begin DATASET RECORDS

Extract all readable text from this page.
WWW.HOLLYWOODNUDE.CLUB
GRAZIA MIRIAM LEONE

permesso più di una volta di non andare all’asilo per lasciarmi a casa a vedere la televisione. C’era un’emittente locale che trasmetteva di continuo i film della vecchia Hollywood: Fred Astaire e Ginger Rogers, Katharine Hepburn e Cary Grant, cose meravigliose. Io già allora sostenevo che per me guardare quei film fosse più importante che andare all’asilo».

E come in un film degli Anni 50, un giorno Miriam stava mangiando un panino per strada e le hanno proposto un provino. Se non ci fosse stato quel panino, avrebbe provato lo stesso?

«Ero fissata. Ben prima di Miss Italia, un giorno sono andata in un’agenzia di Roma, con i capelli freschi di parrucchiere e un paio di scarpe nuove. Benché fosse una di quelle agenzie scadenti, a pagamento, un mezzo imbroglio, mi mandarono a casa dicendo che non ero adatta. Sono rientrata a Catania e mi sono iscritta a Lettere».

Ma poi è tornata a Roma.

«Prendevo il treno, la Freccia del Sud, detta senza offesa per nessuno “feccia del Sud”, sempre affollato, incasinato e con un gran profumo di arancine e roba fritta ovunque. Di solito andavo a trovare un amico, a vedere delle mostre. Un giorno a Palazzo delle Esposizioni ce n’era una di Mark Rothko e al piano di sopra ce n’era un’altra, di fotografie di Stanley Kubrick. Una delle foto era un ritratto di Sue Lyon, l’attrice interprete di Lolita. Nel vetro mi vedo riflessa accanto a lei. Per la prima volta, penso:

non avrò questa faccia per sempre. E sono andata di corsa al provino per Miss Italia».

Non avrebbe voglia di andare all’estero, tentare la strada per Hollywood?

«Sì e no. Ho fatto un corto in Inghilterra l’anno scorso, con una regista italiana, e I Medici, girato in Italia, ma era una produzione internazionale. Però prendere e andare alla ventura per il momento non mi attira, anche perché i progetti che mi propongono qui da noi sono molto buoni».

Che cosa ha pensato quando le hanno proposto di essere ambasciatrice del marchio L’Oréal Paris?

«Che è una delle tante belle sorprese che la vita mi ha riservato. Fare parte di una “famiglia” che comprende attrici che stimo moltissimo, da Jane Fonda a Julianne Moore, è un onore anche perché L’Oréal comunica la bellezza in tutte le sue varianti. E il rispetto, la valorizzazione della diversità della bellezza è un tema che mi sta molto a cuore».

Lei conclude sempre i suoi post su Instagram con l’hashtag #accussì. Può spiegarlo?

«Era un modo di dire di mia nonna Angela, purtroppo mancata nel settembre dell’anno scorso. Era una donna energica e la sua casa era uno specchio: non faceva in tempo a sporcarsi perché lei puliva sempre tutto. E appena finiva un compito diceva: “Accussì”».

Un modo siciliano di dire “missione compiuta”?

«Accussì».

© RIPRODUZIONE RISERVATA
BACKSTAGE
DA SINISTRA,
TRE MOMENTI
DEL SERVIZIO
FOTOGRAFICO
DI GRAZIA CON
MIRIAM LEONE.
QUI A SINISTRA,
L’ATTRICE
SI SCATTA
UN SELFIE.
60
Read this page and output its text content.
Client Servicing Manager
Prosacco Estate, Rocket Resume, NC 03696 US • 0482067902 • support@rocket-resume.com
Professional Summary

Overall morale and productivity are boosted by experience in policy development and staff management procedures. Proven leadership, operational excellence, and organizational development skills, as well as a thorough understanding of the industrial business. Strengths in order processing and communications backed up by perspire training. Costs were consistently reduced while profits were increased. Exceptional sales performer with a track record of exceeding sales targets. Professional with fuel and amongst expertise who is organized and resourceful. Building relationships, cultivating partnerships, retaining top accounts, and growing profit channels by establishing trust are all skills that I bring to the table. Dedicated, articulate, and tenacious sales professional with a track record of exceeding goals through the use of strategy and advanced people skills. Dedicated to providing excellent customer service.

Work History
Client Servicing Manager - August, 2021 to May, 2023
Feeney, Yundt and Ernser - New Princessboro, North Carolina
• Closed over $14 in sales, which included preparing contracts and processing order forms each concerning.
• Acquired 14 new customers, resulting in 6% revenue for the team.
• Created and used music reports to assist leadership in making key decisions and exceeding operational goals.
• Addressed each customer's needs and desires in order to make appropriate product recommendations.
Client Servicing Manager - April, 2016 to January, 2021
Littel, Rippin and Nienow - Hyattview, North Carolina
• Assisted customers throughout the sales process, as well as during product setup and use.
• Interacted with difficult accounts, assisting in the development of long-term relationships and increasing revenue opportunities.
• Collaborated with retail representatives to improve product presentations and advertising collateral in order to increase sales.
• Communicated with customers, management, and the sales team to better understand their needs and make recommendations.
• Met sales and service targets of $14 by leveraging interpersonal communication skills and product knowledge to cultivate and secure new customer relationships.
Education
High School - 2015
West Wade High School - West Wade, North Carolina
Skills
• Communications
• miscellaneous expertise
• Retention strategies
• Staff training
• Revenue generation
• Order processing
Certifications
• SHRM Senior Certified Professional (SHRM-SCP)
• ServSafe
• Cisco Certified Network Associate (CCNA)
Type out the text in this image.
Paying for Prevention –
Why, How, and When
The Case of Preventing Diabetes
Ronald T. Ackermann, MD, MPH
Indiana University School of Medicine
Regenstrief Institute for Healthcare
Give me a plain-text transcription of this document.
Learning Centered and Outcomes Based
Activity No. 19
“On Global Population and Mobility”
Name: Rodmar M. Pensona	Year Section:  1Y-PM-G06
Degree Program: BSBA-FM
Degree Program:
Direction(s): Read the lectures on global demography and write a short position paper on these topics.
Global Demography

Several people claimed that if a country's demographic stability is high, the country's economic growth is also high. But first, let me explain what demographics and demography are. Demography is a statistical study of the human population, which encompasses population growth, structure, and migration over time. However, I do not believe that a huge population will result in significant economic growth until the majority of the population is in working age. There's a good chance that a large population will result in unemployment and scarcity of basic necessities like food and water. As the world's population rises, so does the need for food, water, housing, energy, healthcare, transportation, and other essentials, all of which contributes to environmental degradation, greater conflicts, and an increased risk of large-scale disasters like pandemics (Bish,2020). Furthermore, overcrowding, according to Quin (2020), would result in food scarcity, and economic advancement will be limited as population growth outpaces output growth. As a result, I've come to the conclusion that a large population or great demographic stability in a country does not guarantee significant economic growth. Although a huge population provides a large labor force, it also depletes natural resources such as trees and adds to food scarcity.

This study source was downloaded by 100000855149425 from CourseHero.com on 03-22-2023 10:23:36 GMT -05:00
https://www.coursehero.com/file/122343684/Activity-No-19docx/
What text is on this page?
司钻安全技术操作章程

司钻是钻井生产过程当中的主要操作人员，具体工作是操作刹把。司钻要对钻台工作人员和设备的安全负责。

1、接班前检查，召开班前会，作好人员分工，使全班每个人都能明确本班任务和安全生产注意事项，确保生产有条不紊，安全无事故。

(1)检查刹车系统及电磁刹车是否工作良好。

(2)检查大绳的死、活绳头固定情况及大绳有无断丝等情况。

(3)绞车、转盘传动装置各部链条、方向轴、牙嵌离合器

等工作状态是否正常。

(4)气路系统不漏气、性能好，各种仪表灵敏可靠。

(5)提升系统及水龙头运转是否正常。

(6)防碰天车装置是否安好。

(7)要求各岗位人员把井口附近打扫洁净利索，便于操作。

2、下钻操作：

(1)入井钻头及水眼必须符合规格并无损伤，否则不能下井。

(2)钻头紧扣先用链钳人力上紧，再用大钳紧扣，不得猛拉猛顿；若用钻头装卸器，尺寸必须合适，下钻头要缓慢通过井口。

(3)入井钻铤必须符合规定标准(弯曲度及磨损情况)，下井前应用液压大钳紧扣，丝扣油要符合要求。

end DATASET RECORDS

- [WHAT TO WORK ON] Copy each line of the data exactly, leaving nothing out.

- [TASK RESPONSE]
Extract all readable text from this page.
WWW.HOLLYWOODNUDE.CLUB
GRAZIA MIRIAM LEONE

permesso più di una volta di non andare all’asilo per lasciarmi a casa a vedere la televisione. C’era un’emittente locale che trasmetteva di continuo i film della vecchia Hollywood: Fred Astaire e Ginger Rogers, Katharine Hepburn e Cary Grant, cose meravigliose. Io già allora sostenevo che per me guardare quei film fosse più importante che andare all’asilo».

E come in un film degli Anni 50, un giorno Miriam stava mangiando un panino per strada e le hanno proposto un provino. Se non ci fosse stato quel panino, avrebbe provato lo stesso?

«Ero fissata. Ben prima di Miss Italia, un giorno sono andata in un’agenzia di Roma, con i capelli freschi di parrucchiere e un paio di scarpe nuove. Benché fosse una di quelle agenzie scadenti, a pagamento, un mezzo imbroglio, mi mandarono a casa dicendo che non ero adatta. Sono rientrata a Catania e mi sono iscritta a Lettere».

Ma poi è tornata a Roma.

«Prendevo il treno, la Freccia del Sud, detta senza offesa per nessuno “feccia del Sud”, sempre affollato, incasinato e con un gran profumo di arancine e roba fritta ovunque. Di solito andavo a trovare un amico, a vedere delle mostre. Un giorno a Palazzo delle Esposizioni ce n’era una di Mark Rothko e al piano di sopra ce n’era un’altra, di fotografie di Stanley Kubrick. Una delle foto era un ritratto di Sue Lyon, l’attrice interprete di Lolita. Nel vetro mi vedo riflessa accanto a lei. Per la prima volta, penso:

non avrò questa faccia per sempre. E sono andata di corsa al provino per Miss Italia».

Non avrebbe voglia di andare all’estero, tentare la strada per Hollywood?

«Sì e no. Ho fatto un corto in Inghilterra l’anno scorso, con una regista italiana, e I Medici, girato in Italia, ma era una produzione internazionale. Però prendere e andare alla ventura per il momento non mi attira, anche perché i progetti che mi propongono qui da noi sono molto buoni».

Che cosa ha pensato quando le hanno proposto di essere ambasciatrice del marchio L’Oréal Paris?

«Che è una delle tante belle sorprese che la vita mi ha riservato. Fare parte di una “famiglia” che comprende attrici che stimo moltissimo, da Jane Fonda a Julianne Moore, è un onore anche perché L’Oréal comunica la bellezza in tutte le sue varianti. E il rispetto, la valorizzazione della diversità della bellezza è un tema che mi sta molto a cuore».

Lei conclude sempre i suoi post su Instagram con l’hashtag #accussì. Può spiegarlo?

«Era un modo di dire di mia nonna Angela, purtroppo mancata nel settembre dell’anno scorso. Era una donna energica e la sua casa era uno specchio: non faceva in tempo a sporcarsi perché lei puliva sempre tutto. E appena finiva un compito diceva: “Accussì”».

Un modo siciliano di dire “missione compiuta”?

«Accussì».

© RIPRODUZIONE RISERVATA
BACKSTAGE
DA SINISTRA,
TRE MOMENTI
DEL SERVIZIO
FOTOGRAFICO
DI GRAZIA CON
MIRIAM LEONE.
QUI A SINISTRA,
L’ATTRICE
SI SCATTA
UN SELFIE.
60
Read this page and output its text content.
Client Servicing Manager
Prosacco Estate, Rocket Resume, NC 03696 US • 0482067902 • support@rocket-resume.com
Professional Summary

Overall morale and productivity are boosted by experience in policy development and staff management procedures. Proven leadership, operational excellence, and organizational development skills, as well as a thorough understanding of the industrial business. Strengths in order processing and communications backed up by perspire training. Costs were consistently reduced while profits were increased. Exceptional sales performer with a track record of exceeding sales targets. Professional with fuel and amongst expertise who is organized and resourceful. Building relationships, cultivating partnerships, retaining top accounts, and growing profit channels by establishing trust are all skills that I bring to the table. Dedicated, articulate, and tenacious sales professional with a track record of exceeding goals through the use of strategy and advanced people skills. Dedicated to providing excellent customer service.

Work History
Client Servicing Manager - August, 2021 to May, 2023
Feeney, Yundt and Ernser - New Princessboro, North Carolina
• Closed over $14 in sales, which included preparing contracts and processing order forms each concerning.
• Acquired 14 new customers, resulting in 6% revenue for the team.
• Created and used music reports to assist leadership in making key decisions and exceeding operational goals.
• Addressed each customer's needs and desires in order to make appropriate product recommendations.
Client Servicing Manager - April, 2016 to January, 2021
Littel, Rippin and Nienow - Hyattview, North Carolina
• Assisted customers throughout the sales process, as well as during product setup and use.
• Interacted with difficult accounts, assisting in the development of long-term relationships and increasing revenue opportunities.
• Collaborated with retail representatives to improve product presentations and advertising collateral in order to increase sales.
• Communicated with customers, management, and the sales team to better understand their needs and make recommendations.
• Met sales and service targets of $14 by leveraging interpersonal communication skills and product knowledge to cultivate and secure new customer relationships.
Education
High School - 2015
West Wade High School - West Wade, North Carolina
Skills
• Communications
• miscellaneous expertise
• Retention strategies
• Staff training
• Revenue generation
• Order processing
Certifications
• SHRM Senior Certified Professional (SHRM-SCP)
• ServSafe
• Cisco Certified Network Associate (CCNA)
Type out the text in this image.
Paying for Prevention –
Why, How, and When
The Case of Preventing Diabetes
Ronald T. Ackermann, MD, MPH
Indiana University School of Medicine
Regenstrief Institute for Healthcare
Give me a plain-text transcription of this document.
Learning Centered and Outcomes Based
Activity No. 19
“On Global Population and Mobility”
Name: Rodmar M. Pensona	Year Section:  1Y-PM-G06
Degree Program: BSBA-FM
Degree Program:
Direction(s): Read the lectures on global demography and write a short position paper on these topics.
Global Demography

Several people claimed that if a country's demographic stability is high, the country's economic growth is also high. But first, let me explain what demographics and demography are. Demography is a statistical study of the human population, which encompasses population growth, structure, and migration over time. However, I do not believe that a huge population will result in significant economic growth until the majority of the population is in working age. There's a good chance that a large population will result in unemployment and scarcity of basic necessities like food and water. As the world's population rises, so does the need for food, water, housing, energy, healthcare, transportation, and other essentials, all of which contributes to environmental degradation, greater conflicts, and an increased risk of large-scale disasters like pandemics (Bish,2020). Furthermore, overcrowding, according to Quin (2020), would result in food scarcity, and economic advancement will be limited as population growth outpaces output growth. As a result, I've come to the conclusion that a large population or great demographic stability in a country does not guarantee significant economic growth. Although a huge population provides a large labor force, it also depletes natural resources such as trees and adds to food scarcity.

This study source was downloaded by 100000855149425 from CourseHero.com on 03-22-2023 10:23:36 GMT -05:00
https://www.coursehero.com/file/122343684/Activity-No-19docx/
What text is on this page?
司钻安全技术操作章程

司钻是钻井生产过程当中的主要操作人员，具体工作是操作刹把。司钻要对钻台工作人员和设备的安全负责。

1、接班前检查，召开班前会，作好人员分工，使全班每个人都能明确本班任务和安全生产注意事项，确保生产有条不紊，安全无事故。

(1)检查刹车系统及电磁刹车是否工作良好。

(2)检查大绳的死、活绳头固定情况及大绳有无断丝等情况。

(3)绞车、转盘传动装置各部链条、方向轴、牙嵌离合器

等工作状态是否正常。

(4)气路系统不漏气、性能好，各种仪表灵敏可靠。

(5)提升系统及水龙头运转是否正常。

(6)防碰天车装置是否安好。

(7)要求各岗位人员把井口附近打扫洁净利索，便于操作。

2、下钻操作：

(1)入井钻头及水眼必须符合规格并无损伤，否则不能下井。

(2)钻头紧扣先用链钳人力上紧，再用大钳紧扣，不得猛拉猛顿；若用钻头装卸器，尺寸必须合适，下钻头要缓慢通过井口。

(3)入井钻铤必须符合规定标准(弯曲度及磨损情况)，下井前应用液压大钳紧扣，丝扣油要符合要求。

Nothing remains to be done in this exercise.